__Supplied information__
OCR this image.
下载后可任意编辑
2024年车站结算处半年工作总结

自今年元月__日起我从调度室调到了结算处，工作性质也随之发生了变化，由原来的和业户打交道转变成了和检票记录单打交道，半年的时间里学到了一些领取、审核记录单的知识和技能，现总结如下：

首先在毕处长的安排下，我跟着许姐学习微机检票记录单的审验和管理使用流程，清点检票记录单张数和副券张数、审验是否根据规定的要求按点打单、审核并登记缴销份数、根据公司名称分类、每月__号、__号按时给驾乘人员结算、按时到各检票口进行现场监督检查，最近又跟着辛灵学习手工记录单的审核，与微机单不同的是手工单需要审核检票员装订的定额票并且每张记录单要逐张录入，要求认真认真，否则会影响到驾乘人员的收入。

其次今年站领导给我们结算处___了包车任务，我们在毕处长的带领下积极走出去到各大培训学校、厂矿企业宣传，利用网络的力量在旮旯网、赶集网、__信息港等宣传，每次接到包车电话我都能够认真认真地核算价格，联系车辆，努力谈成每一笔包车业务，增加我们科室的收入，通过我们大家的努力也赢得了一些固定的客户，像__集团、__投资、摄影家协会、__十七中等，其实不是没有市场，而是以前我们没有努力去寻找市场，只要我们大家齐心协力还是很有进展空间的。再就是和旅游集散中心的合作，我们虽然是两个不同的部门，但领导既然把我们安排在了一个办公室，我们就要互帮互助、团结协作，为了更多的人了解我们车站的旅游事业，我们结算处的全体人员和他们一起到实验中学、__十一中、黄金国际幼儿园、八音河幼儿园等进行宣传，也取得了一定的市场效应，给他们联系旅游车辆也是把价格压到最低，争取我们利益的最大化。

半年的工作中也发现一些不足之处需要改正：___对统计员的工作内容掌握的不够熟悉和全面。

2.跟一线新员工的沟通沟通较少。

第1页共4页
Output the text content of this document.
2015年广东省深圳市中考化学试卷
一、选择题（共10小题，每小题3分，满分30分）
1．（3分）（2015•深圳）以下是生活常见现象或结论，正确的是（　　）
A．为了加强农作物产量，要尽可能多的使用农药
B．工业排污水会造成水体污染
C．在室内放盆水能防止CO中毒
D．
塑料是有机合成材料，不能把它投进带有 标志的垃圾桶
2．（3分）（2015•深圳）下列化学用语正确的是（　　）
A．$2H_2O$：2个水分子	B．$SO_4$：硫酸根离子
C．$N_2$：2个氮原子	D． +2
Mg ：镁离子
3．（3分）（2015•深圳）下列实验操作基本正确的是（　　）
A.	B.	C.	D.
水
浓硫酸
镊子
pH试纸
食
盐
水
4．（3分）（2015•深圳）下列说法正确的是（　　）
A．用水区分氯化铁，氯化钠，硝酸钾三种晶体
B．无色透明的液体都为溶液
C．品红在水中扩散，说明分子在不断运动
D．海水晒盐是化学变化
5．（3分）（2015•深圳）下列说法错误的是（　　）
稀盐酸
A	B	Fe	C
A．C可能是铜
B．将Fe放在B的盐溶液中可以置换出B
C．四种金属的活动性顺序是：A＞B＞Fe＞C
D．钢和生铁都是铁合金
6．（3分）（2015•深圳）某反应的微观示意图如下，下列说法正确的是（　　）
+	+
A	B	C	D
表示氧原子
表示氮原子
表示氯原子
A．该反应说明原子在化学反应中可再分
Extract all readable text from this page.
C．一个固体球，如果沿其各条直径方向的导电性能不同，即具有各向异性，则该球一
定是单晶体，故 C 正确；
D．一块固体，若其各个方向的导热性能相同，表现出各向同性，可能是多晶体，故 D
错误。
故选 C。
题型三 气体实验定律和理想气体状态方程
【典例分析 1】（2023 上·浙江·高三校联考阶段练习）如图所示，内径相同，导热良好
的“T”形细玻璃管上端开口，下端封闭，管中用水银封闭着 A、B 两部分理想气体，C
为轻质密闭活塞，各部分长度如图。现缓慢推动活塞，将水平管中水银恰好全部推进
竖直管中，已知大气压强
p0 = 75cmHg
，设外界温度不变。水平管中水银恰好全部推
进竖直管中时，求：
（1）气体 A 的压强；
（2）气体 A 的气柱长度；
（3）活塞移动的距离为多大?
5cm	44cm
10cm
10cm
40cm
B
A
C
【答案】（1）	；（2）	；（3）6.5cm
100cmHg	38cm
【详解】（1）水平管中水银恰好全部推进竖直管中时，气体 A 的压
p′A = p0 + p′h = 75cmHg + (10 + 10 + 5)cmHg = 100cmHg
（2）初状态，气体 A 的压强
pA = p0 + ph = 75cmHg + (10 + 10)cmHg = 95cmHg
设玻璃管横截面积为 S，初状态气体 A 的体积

__Set task__
Write out, word for word, every line from the one containing "Extract all readable text from this page." through the last line of the records above.

__Output__
Extract all readable text from this page.
C．一个固体球，如果沿其各条直径方向的导电性能不同，即具有各向异性，则该球一
定是单晶体，故 C 正确；
D．一块固体，若其各个方向的导热性能相同，表现出各向同性，可能是多晶体，故 D
错误。
故选 C。
题型三 气体实验定律和理想气体状态方程
【典例分析 1】（2023 上·浙江·高三校联考阶段练习）如图所示，内径相同，导热良好
的“T”形细玻璃管上端开口，下端封闭，管中用水银封闭着 A、B 两部分理想气体，C
为轻质密闭活塞，各部分长度如图。现缓慢推动活塞，将水平管中水银恰好全部推进
竖直管中，已知大气压强
p0 = 75cmHg
，设外界温度不变。水平管中水银恰好全部推
进竖直管中时，求：
（1）气体 A 的压强；
（2）气体 A 的气柱长度；
（3）活塞移动的距离为多大?
5cm	44cm
10cm
10cm
40cm
B
A
C
【答案】（1）	；（2）	；（3）6.5cm
100cmHg	38cm
【详解】（1）水平管中水银恰好全部推进竖直管中时，气体 A 的压
p′A = p0 + p′h = 75cmHg + (10 + 10 + 5)cmHg = 100cmHg
（2）初状态，气体 A 的压强
pA = p0 + ph = 75cmHg + (10 + 10)cmHg = 95cmHg
设玻璃管横截面积为 S，初状态气体 A 的体积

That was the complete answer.